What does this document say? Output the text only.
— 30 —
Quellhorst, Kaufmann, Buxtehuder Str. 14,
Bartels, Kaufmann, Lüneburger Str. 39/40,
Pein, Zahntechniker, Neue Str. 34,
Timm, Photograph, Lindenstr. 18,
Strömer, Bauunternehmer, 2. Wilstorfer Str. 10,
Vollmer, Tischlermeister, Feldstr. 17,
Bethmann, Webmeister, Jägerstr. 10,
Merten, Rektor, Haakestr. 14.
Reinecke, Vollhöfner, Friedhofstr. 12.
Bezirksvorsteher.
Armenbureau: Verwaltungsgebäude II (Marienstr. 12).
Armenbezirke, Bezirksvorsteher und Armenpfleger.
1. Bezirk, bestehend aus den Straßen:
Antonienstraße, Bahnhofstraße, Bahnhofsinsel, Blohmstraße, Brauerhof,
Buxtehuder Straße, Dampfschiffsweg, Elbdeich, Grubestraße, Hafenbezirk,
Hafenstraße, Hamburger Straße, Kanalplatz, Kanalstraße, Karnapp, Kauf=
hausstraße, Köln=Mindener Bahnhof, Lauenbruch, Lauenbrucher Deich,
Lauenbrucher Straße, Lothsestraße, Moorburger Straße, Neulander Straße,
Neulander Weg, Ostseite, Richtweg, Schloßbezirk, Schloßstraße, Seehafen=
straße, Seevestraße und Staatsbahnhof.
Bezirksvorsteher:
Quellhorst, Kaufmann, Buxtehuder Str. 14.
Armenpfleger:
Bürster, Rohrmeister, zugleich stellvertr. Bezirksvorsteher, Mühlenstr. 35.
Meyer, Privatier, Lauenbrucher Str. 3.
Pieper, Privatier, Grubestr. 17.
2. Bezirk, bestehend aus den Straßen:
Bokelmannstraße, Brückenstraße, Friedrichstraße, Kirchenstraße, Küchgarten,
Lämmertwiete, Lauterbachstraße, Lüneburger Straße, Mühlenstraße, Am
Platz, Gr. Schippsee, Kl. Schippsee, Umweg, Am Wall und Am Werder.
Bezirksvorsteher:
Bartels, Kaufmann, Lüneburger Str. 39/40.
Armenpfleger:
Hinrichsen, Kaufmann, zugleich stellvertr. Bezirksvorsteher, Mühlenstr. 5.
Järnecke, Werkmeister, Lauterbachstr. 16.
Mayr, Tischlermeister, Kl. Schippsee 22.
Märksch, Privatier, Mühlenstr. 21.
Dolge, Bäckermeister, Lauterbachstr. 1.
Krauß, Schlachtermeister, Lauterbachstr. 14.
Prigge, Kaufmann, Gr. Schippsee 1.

--------------------------------------------------

- [What this task involves]
Copy each line of the preceding data that contains the string "Lüneburger".

- [Output of the task]
Bartels, Kaufmann, Lüneburger Str. 39/40,
Lämmertwiete, Lauterbachstraße, Lüneburger Straße, Mühlenstraße, Am
Bartels, Kaufmann, Lüneburger Str. 39/40.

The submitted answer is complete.